___ Data for processing
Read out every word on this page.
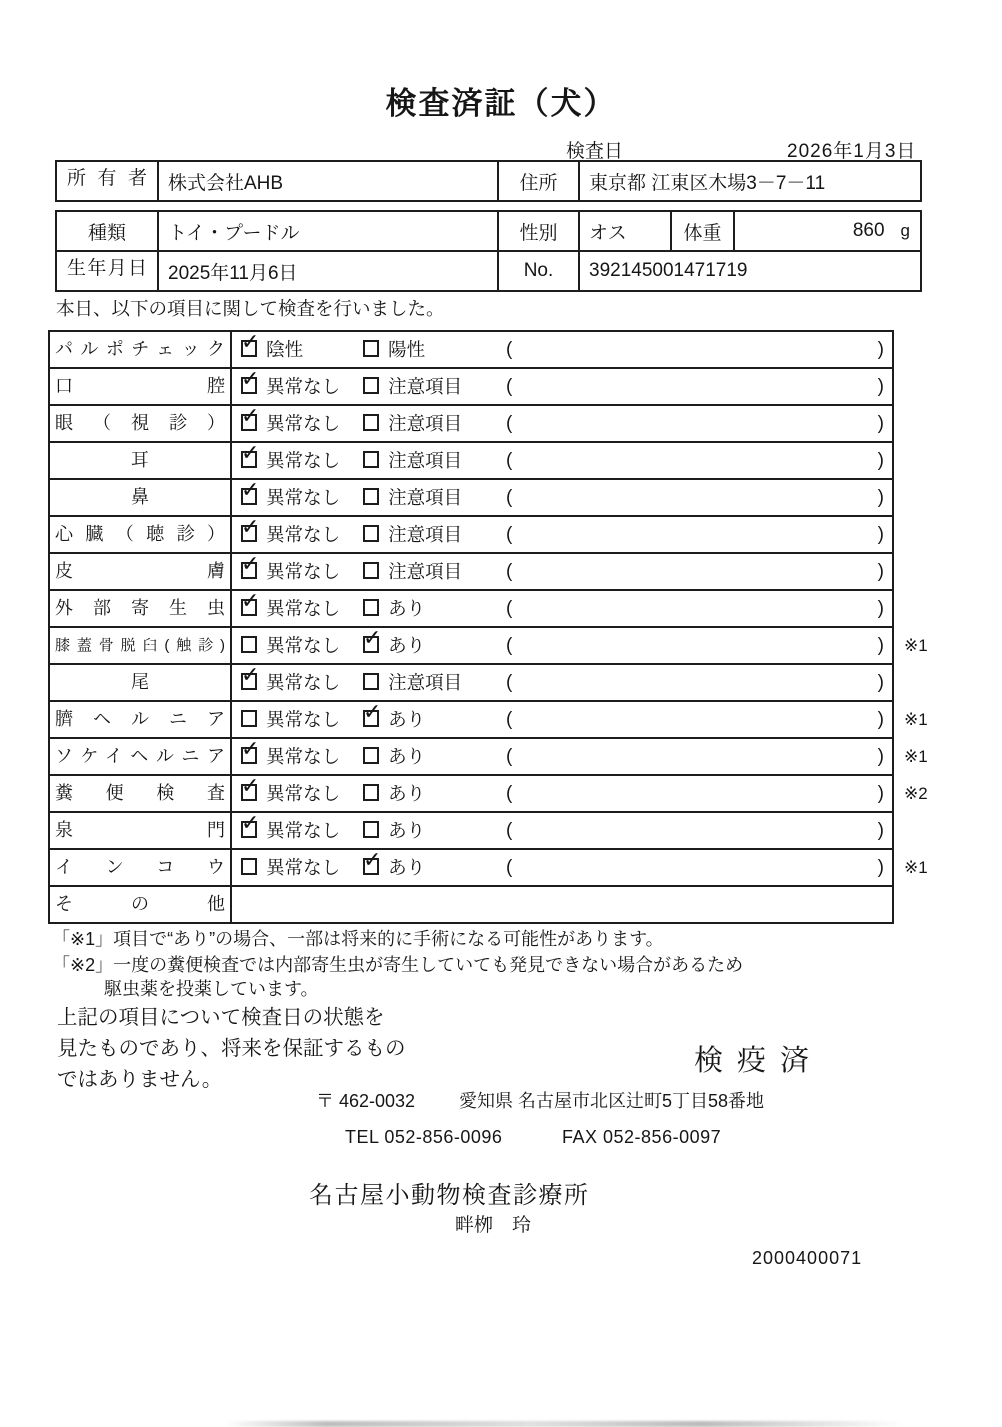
検査済証（犬）
検査日	2026年1月3日
所有者	株式会社AHB	住所	東京都 江東区木場3－7－11
種類	トイ・プードル	性別	オス	体重	860 g
生年月日	2025年11月6日	No.	392145001471719
本日、以下の項目に関して検査を行いました。
パルポチェック ✓	陰性	陽性	(	)
口腔 ✓	異常なし	注意項目 (	)
眼（視診） ✓	異常なし	注意項目 (	)
耳 ✓	異常なし	注意項目 (	)
鼻 ✓	異常なし	注意項目 (	)
心臓（聴診） ✓	異常なし	注意項目 (	)
皮膚 ✓	異常なし	注意項目 (	)
外部寄生虫 ✓	異常なし	あり	(	)
膝蓋骨脱臼(触診)	異常なし ✓	あり	(	) ※1
尾 ✓	異常なし	注意項目 (	)
臍ヘルニア	異常なし ✓	あり	(	) ※1
ソケイヘルニア ✓	異常なし	あり	(	) ※1
糞便検査 ✓	異常なし	あり	(	) ※2
泉門 ✓	異常なし	あり	(	)
インコウ	異常なし ✓	あり	(	) ※1
その他
「※1」項目で“あり”の場合、一部は将来的に手術になる可能性があります。
「※2」一度の糞便検査では内部寄生虫が寄生していても発見できない場合があるため
駆虫薬を投薬しています。
上記の項目について検査日の状態を
見たものであり、将来を保証するもの
ではありません。
検疫済
〒 462-0032 愛知県 名古屋市北区辻町5丁目58番地
TEL 052-856-0096	FAX 052-856-0097
名古屋小動物検査診療所
畔栁　玲
2000400071
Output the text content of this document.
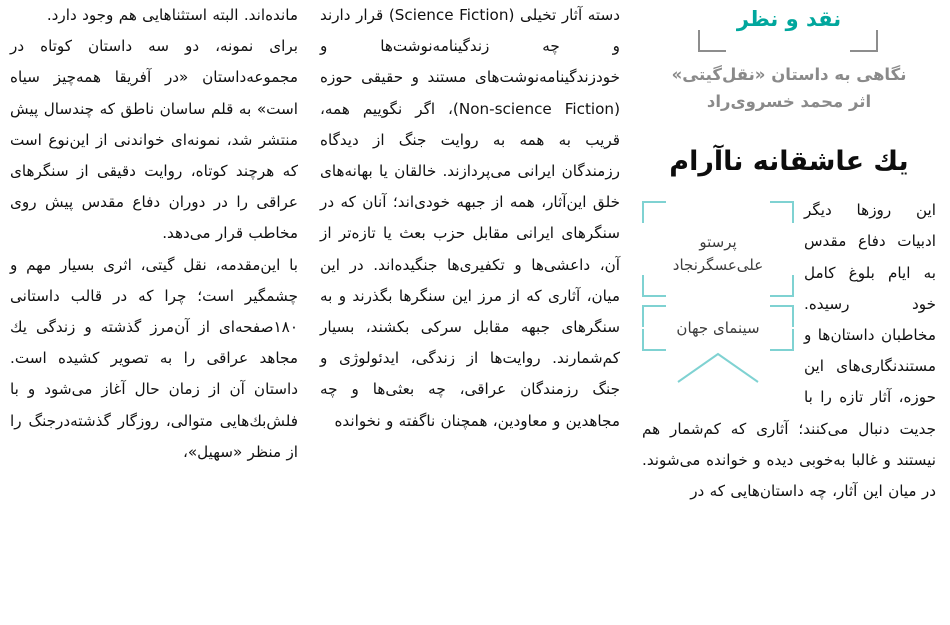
نقد و نظر
نگاهی به داستان «نقل‌گیتی»
اثر محمد خسروی‌راد
یك عاشقانه ناآرام
پرستو
علی‌عسگرنجاد
سینمای جهان

این روزها دیگر ادبیات دفاع مقدس به ایام بلوغ کامل خود رسیده. مخاطبان داستان‌ها و مستندنگاری‌های این حوزه، آثار تازه را با جدیت دنبال می‌کنند؛ آثاری که کم‌شمار هم نیستند و غالبا به‌خوبی دیده و خوانده می‌شوند. در میان این آثار، چه داستان‌هایی که در

دسته آثار تخیلی (Science Fiction) قرار دارند و چه زندگینامه‌نوشت‌ها و خودزندگینامه‌نوشت‌های مستند و حقیقی حوزه (Non-science Fiction)، اگر نگوییم همه، قریب به همه به روایت جنگ از دیدگاه رزمندگان ایرانی می‌پردازند. خالقان یا بهانه‌های خلق این‌آثار، همه از جبهه خودی‌اند؛ آنان که در سنگرهای ایرانی مقابل حزب بعث یا تازه‌تر از آن، داعشی‌ها و تکفیری‌ها جنگیده‌اند. در این میان، آثاری که از مرز این سنگرها بگذرند و به سنگرهای جبهه مقابل سرکی بکشند، بسیار کم‌شمارند. روایت‌ها از زندگی، ایدئولوژی و جنگ رزمندگان عراقی، چه بعثی‌ها و چه مجاهدین و معاودین، همچنان ناگفته و نخوانده

مانده‌اند. البته استثناهایی هم وجود دارد.

برای نمونه، دو سه داستان کوتاه در مجموعه‌داستان «در آفریقا همه‌چیز سیاه است» به قلم ساسان ناطق که چندسال پیش منتشر شد، نمونه‌ای خواندنی از این‌نوع است که هرچند کوتاه، روایت دقیقی از سنگرهای عراقی را در دوران دفاع مقدس پیش روی مخاطب قرار می‌دهد.

با این‌مقدمه، نقل گیتی، اثری بسیار مهم و چشمگیر است؛ چرا که در قالب داستانی ۱۸۰صفحه‌ای از آن‌مرز گذشته و زندگی یك مجاهد عراقی را به تصویر کشیده است. داستان آن از زمان حال آغاز می‌شود و با فلش‌بك‌هایی متوالی، روزگار گذشته‌درجنگ را از منظر «سهیل»،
______
• **Task requirements**
All entries must be written out again exactly as given, with no pictures in the copy.

• **Task output**
Read out every word on this page.
検査済証（犬）
検査日	2026年1月3日
所有者	株式会社AHB	住所	東京都 江東区木場3－7－11
種類	トイ・プードル	性別	オス	体重	860 g
生年月日	2025年11月6日	No.	392145001471719
本日、以下の項目に関して検査を行いました。
パルポチェック ✓	陰性	陽性	(	)
口腔 ✓	異常なし	注意項目 (	)
眼（視診） ✓	異常なし	注意項目 (	)
耳 ✓	異常なし	注意項目 (	)
鼻 ✓	異常なし	注意項目 (	)
心臓（聴診） ✓	異常なし	注意項目 (	)
皮膚 ✓	異常なし	注意項目 (	)
外部寄生虫 ✓	異常なし	あり	(	)
膝蓋骨脱臼(触診)	異常なし ✓	あり	(	) ※1
尾 ✓	異常なし	注意項目 (	)
臍ヘルニア	異常なし ✓	あり	(	) ※1
ソケイヘルニア ✓	異常なし	あり	(	) ※1
糞便検査 ✓	異常なし	あり	(	) ※2
泉門 ✓	異常なし	あり	(	)
インコウ	異常なし ✓	あり	(	) ※1
その他
「※1」項目で“あり”の場合、一部は将来的に手術になる可能性があります。
「※2」一度の糞便検査では内部寄生虫が寄生していても発見できない場合があるため
駆虫薬を投薬しています。
上記の項目について検査日の状態を
見たものであり、将来を保証するもの
ではありません。
検疫済
〒 462-0032 愛知県 名古屋市北区辻町5丁目58番地
TEL 052-856-0096	FAX 052-856-0097
名古屋小動物検査診療所
畔栁　玲
2000400071
Output the text content of this document.
نقد و نظر
نگاهی به داستان «نقل‌گیتی»
اثر محمد خسروی‌راد
یك عاشقانه ناآرام
پرستو
علی‌عسگرنجاد
سینمای جهان

این روزها دیگر ادبیات دفاع مقدس به ایام بلوغ کامل خود رسیده. مخاطبان داستان‌ها و مستندنگاری‌های این حوزه، آثار تازه را با جدیت دنبال می‌کنند؛ آثاری که کم‌شمار هم نیستند و غالبا به‌خوبی دیده و خوانده می‌شوند. در میان این آثار، چه داستان‌هایی که در

دسته آثار تخیلی (Science Fiction) قرار دارند و چه زندگینامه‌نوشت‌ها و خودزندگینامه‌نوشت‌های مستند و حقیقی حوزه (Non-science Fiction)، اگر نگوییم همه، قریب به همه به روایت جنگ از دیدگاه رزمندگان ایرانی می‌پردازند. خالقان یا بهانه‌های خلق این‌آثار، همه از جبهه خودی‌اند؛ آنان که در سنگرهای ایرانی مقابل حزب بعث یا تازه‌تر از آن، داعشی‌ها و تکفیری‌ها جنگیده‌اند. در این میان، آثاری که از مرز این سنگرها بگذرند و به سنگرهای جبهه مقابل سرکی بکشند، بسیار کم‌شمارند. روایت‌ها از زندگی، ایدئولوژی و جنگ رزمندگان عراقی، چه بعثی‌ها و چه مجاهدین و معاودین، همچنان ناگفته و نخوانده

مانده‌اند. البته استثناهایی هم وجود دارد.

برای نمونه، دو سه داستان کوتاه در مجموعه‌داستان «در آفریقا همه‌چیز سیاه است» به قلم ساسان ناطق که چندسال پیش منتشر شد، نمونه‌ای خواندنی از این‌نوع است که هرچند کوتاه، روایت دقیقی از سنگرهای عراقی را در دوران دفاع مقدس پیش روی مخاطب قرار می‌دهد.

با این‌مقدمه، نقل گیتی، اثری بسیار مهم و چشمگیر است؛ چرا که در قالب داستانی ۱۸۰صفحه‌ای از آن‌مرز گذشته و زندگی یك مجاهد عراقی را به تصویر کشیده است. داستان آن از زمان حال آغاز می‌شود و با فلش‌بك‌هایی متوالی، روزگار گذشته‌درجنگ را از منظر «سهیل»،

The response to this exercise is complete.